Problem details:
Reproduce the material word for word, from its first line up to and including the line containing "y-tick-label: Jul 17".

»»

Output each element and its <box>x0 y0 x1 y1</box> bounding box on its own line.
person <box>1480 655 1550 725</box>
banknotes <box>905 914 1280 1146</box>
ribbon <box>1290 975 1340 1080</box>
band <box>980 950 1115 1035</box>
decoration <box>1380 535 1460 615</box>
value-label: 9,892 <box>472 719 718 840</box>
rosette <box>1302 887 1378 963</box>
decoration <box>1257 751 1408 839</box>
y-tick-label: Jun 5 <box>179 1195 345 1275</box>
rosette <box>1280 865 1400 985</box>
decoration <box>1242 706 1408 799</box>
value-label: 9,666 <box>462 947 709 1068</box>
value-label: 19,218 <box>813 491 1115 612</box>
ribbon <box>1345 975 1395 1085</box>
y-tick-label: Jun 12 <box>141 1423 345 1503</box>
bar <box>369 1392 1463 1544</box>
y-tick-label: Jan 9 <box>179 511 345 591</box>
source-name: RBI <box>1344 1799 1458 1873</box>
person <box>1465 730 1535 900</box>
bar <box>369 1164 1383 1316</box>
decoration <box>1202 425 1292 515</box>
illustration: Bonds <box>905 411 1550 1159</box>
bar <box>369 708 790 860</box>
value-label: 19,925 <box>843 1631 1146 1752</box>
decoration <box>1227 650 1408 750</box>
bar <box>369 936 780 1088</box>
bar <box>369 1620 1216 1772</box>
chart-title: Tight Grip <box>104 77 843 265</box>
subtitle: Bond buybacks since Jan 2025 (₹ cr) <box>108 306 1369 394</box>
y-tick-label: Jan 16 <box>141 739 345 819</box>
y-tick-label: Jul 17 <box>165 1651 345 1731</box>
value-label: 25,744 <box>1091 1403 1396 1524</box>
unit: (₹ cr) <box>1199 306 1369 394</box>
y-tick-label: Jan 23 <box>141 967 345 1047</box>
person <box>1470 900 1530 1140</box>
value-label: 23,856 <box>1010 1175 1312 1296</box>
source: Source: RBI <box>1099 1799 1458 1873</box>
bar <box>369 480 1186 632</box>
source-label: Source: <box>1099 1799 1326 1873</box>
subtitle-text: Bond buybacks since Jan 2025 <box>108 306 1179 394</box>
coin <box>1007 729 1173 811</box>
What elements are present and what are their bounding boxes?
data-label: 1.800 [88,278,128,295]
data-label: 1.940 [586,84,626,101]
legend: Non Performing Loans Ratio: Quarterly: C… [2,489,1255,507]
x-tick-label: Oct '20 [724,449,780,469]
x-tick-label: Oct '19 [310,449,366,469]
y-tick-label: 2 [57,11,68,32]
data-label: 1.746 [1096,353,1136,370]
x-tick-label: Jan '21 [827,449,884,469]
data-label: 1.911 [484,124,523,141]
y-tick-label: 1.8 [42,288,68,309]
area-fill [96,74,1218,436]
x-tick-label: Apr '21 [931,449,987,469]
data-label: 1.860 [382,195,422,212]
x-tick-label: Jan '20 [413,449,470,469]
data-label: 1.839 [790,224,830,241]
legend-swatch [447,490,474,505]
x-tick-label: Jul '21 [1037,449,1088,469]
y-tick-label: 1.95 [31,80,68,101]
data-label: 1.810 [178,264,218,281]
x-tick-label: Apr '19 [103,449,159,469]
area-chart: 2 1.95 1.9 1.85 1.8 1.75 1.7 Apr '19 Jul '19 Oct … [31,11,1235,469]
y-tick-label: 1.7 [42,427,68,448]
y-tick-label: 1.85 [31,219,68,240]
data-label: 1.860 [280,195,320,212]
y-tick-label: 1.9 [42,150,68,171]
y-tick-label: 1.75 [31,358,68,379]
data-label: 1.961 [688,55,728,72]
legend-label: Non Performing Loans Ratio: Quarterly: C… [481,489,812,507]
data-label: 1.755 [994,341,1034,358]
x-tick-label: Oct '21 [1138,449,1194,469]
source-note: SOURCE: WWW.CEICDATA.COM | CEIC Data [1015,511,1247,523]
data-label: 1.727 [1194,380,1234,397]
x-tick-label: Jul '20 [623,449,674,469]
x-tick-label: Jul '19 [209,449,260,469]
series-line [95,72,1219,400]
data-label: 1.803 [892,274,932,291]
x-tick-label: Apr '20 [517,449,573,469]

««

Response:
Output each element and its <box>x0 y0 x1 y1</box> bounding box on its own line.
person <box>1480 655 1550 725</box>
banknotes <box>905 914 1280 1146</box>
ribbon <box>1290 975 1340 1080</box>
band <box>980 950 1115 1035</box>
decoration <box>1380 535 1460 615</box>
value-label: 9,892 <box>472 719 718 840</box>
rosette <box>1302 887 1378 963</box>
decoration <box>1257 751 1408 839</box>
y-tick-label: Jun 5 <box>179 1195 345 1275</box>
rosette <box>1280 865 1400 985</box>
decoration <box>1242 706 1408 799</box>
value-label: 9,666 <box>462 947 709 1068</box>
value-label: 19,218 <box>813 491 1115 612</box>
ribbon <box>1345 975 1395 1085</box>
y-tick-label: Jun 12 <box>141 1423 345 1503</box>
bar <box>369 1392 1463 1544</box>
y-tick-label: Jan 9 <box>179 511 345 591</box>
source-name: RBI <box>1344 1799 1458 1873</box>
person <box>1465 730 1535 900</box>
bar <box>369 1164 1383 1316</box>
decoration <box>1202 425 1292 515</box>
illustration: Bonds <box>905 411 1550 1159</box>
bar <box>369 708 790 860</box>
value-label: 19,925 <box>843 1631 1146 1752</box>
decoration <box>1227 650 1408 750</box>
bar <box>369 936 780 1088</box>
bar <box>369 1620 1216 1772</box>
chart-title: Tight Grip <box>104 77 843 265</box>
subtitle: Bond buybacks since Jan 2025 (₹ cr) <box>108 306 1369 394</box>
y-tick-label: Jan 16 <box>141 739 345 819</box>
y-tick-label: Jul 17 <box>165 1651 345 1731</box>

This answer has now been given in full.